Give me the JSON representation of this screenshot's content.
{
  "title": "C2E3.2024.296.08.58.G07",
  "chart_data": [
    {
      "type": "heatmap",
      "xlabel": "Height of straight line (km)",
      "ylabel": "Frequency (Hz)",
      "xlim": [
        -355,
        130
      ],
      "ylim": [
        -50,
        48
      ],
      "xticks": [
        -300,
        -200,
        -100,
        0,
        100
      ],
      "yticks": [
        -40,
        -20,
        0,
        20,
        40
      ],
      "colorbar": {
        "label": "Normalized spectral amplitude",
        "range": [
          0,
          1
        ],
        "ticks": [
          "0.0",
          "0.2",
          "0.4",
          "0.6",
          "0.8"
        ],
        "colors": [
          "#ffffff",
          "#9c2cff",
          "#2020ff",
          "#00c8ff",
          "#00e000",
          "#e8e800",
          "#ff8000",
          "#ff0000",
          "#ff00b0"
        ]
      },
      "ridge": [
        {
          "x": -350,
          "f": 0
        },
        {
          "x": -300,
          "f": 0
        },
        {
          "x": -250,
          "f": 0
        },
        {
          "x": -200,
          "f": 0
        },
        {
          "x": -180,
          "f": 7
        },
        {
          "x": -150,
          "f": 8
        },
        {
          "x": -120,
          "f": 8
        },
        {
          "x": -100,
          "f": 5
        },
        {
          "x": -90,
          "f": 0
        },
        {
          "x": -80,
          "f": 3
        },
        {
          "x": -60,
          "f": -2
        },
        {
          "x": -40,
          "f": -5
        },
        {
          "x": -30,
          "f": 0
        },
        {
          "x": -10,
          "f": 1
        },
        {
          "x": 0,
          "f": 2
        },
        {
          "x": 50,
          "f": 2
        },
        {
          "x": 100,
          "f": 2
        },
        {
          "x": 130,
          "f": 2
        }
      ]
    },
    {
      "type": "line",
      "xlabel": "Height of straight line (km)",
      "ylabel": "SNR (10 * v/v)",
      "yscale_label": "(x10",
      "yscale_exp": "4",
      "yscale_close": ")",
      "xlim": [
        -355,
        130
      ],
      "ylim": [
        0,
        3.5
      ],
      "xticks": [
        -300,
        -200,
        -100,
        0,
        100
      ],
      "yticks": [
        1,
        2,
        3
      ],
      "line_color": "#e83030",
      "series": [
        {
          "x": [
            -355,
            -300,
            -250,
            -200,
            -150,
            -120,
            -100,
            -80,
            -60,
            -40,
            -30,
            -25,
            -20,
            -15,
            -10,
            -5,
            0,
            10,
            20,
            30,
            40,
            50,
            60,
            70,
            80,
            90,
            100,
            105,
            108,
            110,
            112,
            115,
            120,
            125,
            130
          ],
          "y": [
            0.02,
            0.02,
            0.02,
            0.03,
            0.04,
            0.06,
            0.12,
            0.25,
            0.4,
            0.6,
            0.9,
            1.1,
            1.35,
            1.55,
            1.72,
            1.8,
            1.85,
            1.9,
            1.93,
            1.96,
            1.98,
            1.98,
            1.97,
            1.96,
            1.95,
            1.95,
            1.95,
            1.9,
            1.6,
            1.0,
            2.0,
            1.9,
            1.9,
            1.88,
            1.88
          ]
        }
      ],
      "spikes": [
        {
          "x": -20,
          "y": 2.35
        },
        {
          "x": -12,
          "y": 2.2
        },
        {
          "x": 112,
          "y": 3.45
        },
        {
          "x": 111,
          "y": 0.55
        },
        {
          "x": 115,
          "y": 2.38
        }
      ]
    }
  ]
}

++++++++

Challenge - Reproduce each entry word for word.

Result for this exercise -
Give me the JSON representation of this screenshot's content.
{
  "title": "C2E3.2024.296.08.58.G07",
  "chart_data": [
    {
      "type": "heatmap",
      "xlabel": "Height of straight line (km)",
      "ylabel": "Frequency (Hz)",
      "xlim": [
        -355,
        130
      ],
      "ylim": [
        -50,
        48
      ],
      "xticks": [
        -300,
        -200,
        -100,
        0,
        100
      ],
      "yticks": [
        -40,
        -20,
        0,
        20,
        40
      ],
      "colorbar": {
        "label": "Normalized spectral amplitude",
        "range": [
          0,
          1
        ],
        "ticks": [
          "0.0",
          "0.2",
          "0.4",
          "0.6",
          "0.8"
        ],
        "colors": [
          "#ffffff",
          "#9c2cff",
          "#2020ff",
          "#00c8ff",
          "#00e000",
          "#e8e800",
          "#ff8000",
          "#ff0000",
          "#ff00b0"
        ]
      },
      "ridge": [
        {
          "x": -350,
          "f": 0
        },
        {
          "x": -300,
          "f": 0
        },
        {
          "x": -250,
          "f": 0
        },
        {
          "x": -200,
          "f": 0
        },
        {
          "x": -180,
          "f": 7
        },
        {
          "x": -150,
          "f": 8
        },
        {
          "x": -120,
          "f": 8
        },
        {
          "x": -100,
          "f": 5
        },
        {
          "x": -90,
          "f": 0
        },
        {
          "x": -80,
          "f": 3
        },
        {
          "x": -60,
          "f": -2
        },
        {
          "x": -40,
          "f": -5
        },
        {
          "x": -30,
          "f": 0
        },
        {
          "x": -10,
          "f": 1
        },
        {
          "x": 0,
          "f": 2
        },
        {
          "x": 50,
          "f": 2
        },
        {
          "x": 100,
          "f": 2
        },
        {
          "x": 130,
          "f": 2
        }
      ]
    },
    {
      "type": "line",
      "xlabel": "Height of straight line (km)",
      "ylabel": "SNR (10 * v/v)",
      "yscale_label": "(x10",
      "yscale_exp": "4",
      "yscale_close": ")",
      "xlim": [
        -355,
        130
      ],
      "ylim": [
        0,
        3.5
      ],
      "xticks": [
        -300,
        -200,
        -100,
        0,
        100
      ],
      "yticks": [
        1,
        2,
        3
      ],
      "line_color": "#e83030",
      "series": [
        {
          "x": [
            -355,
            -300,
            -250,
            -200,
            -150,
            -120,
            -100,
            -80,
            -60,
            -40,
            -30,
            -25,
            -20,
            -15,
            -10,
            -5,
            0,
            10,
            20,
            30,
            40,
            50,
            60,
            70,
            80,
            90,
            100,
            105,
            108,
            110,
            112,
            115,
            120,
            125,
            130
          ],
          "y": [
            0.02,
            0.02,
            0.02,
            0.03,
            0.04,
            0.06,
            0.12,
            0.25,
            0.4,
            0.6,
            0.9,
            1.1,
            1.35,
            1.55,
            1.72,
            1.8,
            1.85,
            1.9,
            1.93,
            1.96,
            1.98,
            1.98,
            1.97,
            1.96,
            1.95,
            1.95,
            1.95,
            1.9,
            1.6,
            1.0,
            2.0,
            1.9,
            1.9,
            1.88,
            1.88
          ]
        }
      ],
      "spikes": [
        {
          "x": -20,
          "y": 2.35
        },
        {
          "x": -12,
          "y": 2.2
        },
        {
          "x": 112,
          "y": 3.45
        },
        {
          "x": 111,
          "y": 0.55
        },
        {
          "x": 115,
          "y": 2.38
        }
      ]
    }
  ]
}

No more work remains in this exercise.